**Document source**
= = = =
Fiche pratique

Suivez l'expérience de votre utilisateur du point de vue du Job (J2BD) plutôt que du point de vue de votre produit pour trouver d'autres opportunités :

  • En rendant les choses possibles : découvrez ce qui est fait en dehors de votre application et qui gagnerait à y être inclus.
  • En rendant les choses faciles : listez les inefficiences, les pertes de temps et les difficultés rencontrées.
  • En rendant les choses simples : imaginez comment simplifier, automatiser et abstraire les problèmes au point de les faire disparaître.

Dans cet article je vous présente un autre angle de vue pour réfléchir à votre produit et vous permettre d'alimenter votre continuous discovery en opportunités à qualifier : le Job.

On va parler de Job 2 Be Done (J2BD) et de Lean, et comment ça peut nous aider à découvrir des nouvelles idées.

Note : ces conseils sont orientés B2B, ils peuvent ne pas s'appliquer dans un autre contexte.

Le Job pour se détacher du produit

C'est un peu compliqué d'avoir une définition précise du Job. Il y a même deux teams en compétition pour dire qu'ils ont inventé le J2BD, avec bien sûr des définitions légèrement différentes.

L'idée principale du Job, c'est que c'est quelque chose que l'utilisateur cherche à accomplir, et il va se servir de votre produit pour y arriver. Finalement, il se moque de votre produit, seul le résultat importe.

Attention : Une tâche à accomplir dans un outil n'est pas un job. Par exemple, un utilisateur ne va pas acheter un outil pour "remplir le formulaire".

Dans cet article, on va se dire que le job c'est :

  • une activité que doit ou souhaite faire l'utilisateur,
  • de taille variable,
  • avec un début et une fin,
  • un objectif
  • et un moyen de savoir s'il a réussi ou non.
= = = =
**Consignes**
(1) Dans la fiche pratique, condensez le paragraphe qui commence par « L'idée principale du Job » en gardant ses faits essentiels.
(2) Rédigez la suite de la fiche pratique à partir de sa dernière phrase.

**Enregistrements d'annotation de coordonnées**
= = = =
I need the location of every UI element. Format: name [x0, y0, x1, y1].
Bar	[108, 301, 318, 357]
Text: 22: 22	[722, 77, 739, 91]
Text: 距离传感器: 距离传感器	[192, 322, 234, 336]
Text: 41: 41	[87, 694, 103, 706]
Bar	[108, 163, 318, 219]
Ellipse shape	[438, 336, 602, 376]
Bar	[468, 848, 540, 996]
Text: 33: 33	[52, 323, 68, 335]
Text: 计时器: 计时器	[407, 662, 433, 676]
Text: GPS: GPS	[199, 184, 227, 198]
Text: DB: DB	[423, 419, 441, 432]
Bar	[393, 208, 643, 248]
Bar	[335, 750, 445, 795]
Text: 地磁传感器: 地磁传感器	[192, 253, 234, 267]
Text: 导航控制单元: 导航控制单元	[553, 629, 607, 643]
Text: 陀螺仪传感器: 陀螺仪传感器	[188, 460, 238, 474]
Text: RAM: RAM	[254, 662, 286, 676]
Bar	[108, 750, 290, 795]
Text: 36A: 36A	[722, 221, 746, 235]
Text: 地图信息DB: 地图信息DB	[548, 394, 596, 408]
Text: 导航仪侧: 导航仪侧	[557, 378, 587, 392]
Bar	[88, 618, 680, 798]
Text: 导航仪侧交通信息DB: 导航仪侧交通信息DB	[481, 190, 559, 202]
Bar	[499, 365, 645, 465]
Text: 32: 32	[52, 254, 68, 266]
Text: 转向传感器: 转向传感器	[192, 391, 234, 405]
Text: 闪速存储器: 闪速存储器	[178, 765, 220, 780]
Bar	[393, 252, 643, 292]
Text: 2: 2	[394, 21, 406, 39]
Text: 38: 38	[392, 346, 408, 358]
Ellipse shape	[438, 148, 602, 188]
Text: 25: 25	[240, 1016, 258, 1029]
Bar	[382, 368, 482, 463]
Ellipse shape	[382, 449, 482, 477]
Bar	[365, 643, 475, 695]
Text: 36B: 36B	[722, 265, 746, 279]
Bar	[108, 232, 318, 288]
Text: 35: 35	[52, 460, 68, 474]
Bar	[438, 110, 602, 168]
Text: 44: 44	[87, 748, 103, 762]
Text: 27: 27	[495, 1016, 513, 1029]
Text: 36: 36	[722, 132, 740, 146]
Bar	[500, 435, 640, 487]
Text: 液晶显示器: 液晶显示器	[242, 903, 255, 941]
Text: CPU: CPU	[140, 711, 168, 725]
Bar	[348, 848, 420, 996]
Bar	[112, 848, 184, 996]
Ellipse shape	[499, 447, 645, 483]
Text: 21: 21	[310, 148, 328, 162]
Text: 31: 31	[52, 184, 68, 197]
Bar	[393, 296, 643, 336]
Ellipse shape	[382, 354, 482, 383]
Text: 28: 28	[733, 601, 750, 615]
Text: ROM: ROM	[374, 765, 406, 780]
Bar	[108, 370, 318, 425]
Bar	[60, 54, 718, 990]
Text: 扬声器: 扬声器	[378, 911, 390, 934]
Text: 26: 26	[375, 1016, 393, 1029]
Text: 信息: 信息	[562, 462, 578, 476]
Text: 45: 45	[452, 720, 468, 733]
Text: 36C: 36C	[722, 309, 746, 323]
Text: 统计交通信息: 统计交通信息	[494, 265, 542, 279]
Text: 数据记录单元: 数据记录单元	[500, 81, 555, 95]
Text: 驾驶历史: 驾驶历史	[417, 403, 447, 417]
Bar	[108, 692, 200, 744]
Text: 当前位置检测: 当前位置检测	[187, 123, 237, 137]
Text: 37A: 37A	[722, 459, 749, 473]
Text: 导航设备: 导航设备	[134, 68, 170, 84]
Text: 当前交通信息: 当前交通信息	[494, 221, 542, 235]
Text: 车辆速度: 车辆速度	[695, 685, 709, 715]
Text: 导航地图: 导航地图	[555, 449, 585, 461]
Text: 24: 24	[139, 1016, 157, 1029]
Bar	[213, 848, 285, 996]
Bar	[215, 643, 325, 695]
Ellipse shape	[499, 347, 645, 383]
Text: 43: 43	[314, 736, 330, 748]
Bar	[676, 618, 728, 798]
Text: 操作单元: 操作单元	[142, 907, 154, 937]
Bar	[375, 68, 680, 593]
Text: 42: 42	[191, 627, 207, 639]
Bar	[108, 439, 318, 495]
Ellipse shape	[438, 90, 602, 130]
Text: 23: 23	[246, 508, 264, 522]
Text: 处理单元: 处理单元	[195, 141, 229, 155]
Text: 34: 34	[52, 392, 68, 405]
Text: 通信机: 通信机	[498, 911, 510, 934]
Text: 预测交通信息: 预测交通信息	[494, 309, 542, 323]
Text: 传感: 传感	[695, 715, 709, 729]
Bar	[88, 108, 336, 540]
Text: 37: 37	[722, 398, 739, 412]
= = = =
**Réponses par tâche**
(1) Le Job est ce que l'utilisateur veut accomplir en se servant de votre produit. Le produit lui est indifférent : seul le résultat compte.

(2)
Les Jobs peuvent être imbriqués les uns dans les autres, comme des poupées russes.

Votre produit en entier peut couvrir intégralement plusieurs jobs, ou seulement une étape d'un seul job.

Souvent, dans la littérature sur les J2BD, les jobs sont des jobs "high level" utilisés comme positionnement stratégique pour l'entreprise entière. Mais ici on va plutôt parler des jobs et sous-jobs au niveau des features, pour se donner un point de vue détaché du produit existant et probablement découvrir de nombreuses opportunités.

Axe d'exploration 1 : Rendre les choses possibles

L'idée de ce premier axe, c'est de suivre le parcours du point de vue du job et de voir quels éléments ne sont pas encore possibles en ligne. Ce sont autant de pistes pour étendre votre produit.

Le job en détail

On peut découper le job en étapes (source : Tony Ulwick), selon les actions entreprises par l'utilisateur avant (Define, Locate, Prepare, Confirm), pendant (Execute) et après (Monitor, Modify, Conclude) le déroulement du job. :

Ces étapes sont comme une checklist de situations à prendre en compte quand on reconstitue le parcours d'un job.

On ignore souvent les étapes avant l'exécution, mais il se passe pas mal de choses à cet endroit : comprendre ce qu'on s'apprête à faire et s'y préparer, s'assurer qu'on est prêts. Plus le job est important ou plus il y a d'enjeux et plus ces étapes préalables seront intéressantes à explorer.
Si, par exemple, vous allez contracter un emprunt, vous allez devoir vous assurer d'avoir bien tous les documents avant de vous déplacer, ce qui veut dire obtenir la liste de ces documents et les retrouver.

Pendant l'exécution, aussi, il peut y avoir des actions faites en dehors de l'application et qui sont autant d'idées à qualifier.
Imaginons que vous ayez trouvé un AirBNB pour un voyage entre amis. Avant de conclure la transaction, vous allez demander leur confirmation, probablement en envoyant le lien en messagerie. Tout cet échange se fait en dehors de l'application.

Enfin, une fois l'action principale du job effectuée, on s'attend à pouvoir suivre et vérifier, corriger si besoin et enchaîner avec la suite.
Exemple : vous venez de faire un virement et vous allez vouloir bien vérifier que l'argent a été envoyé à la bonne personne et avoir l'opportunité de rectifier si besoin, surtout si le montant est important.

Pour plus de détails sur ces étapes, je vous conseille cet article et surtout cette cheat-sheet.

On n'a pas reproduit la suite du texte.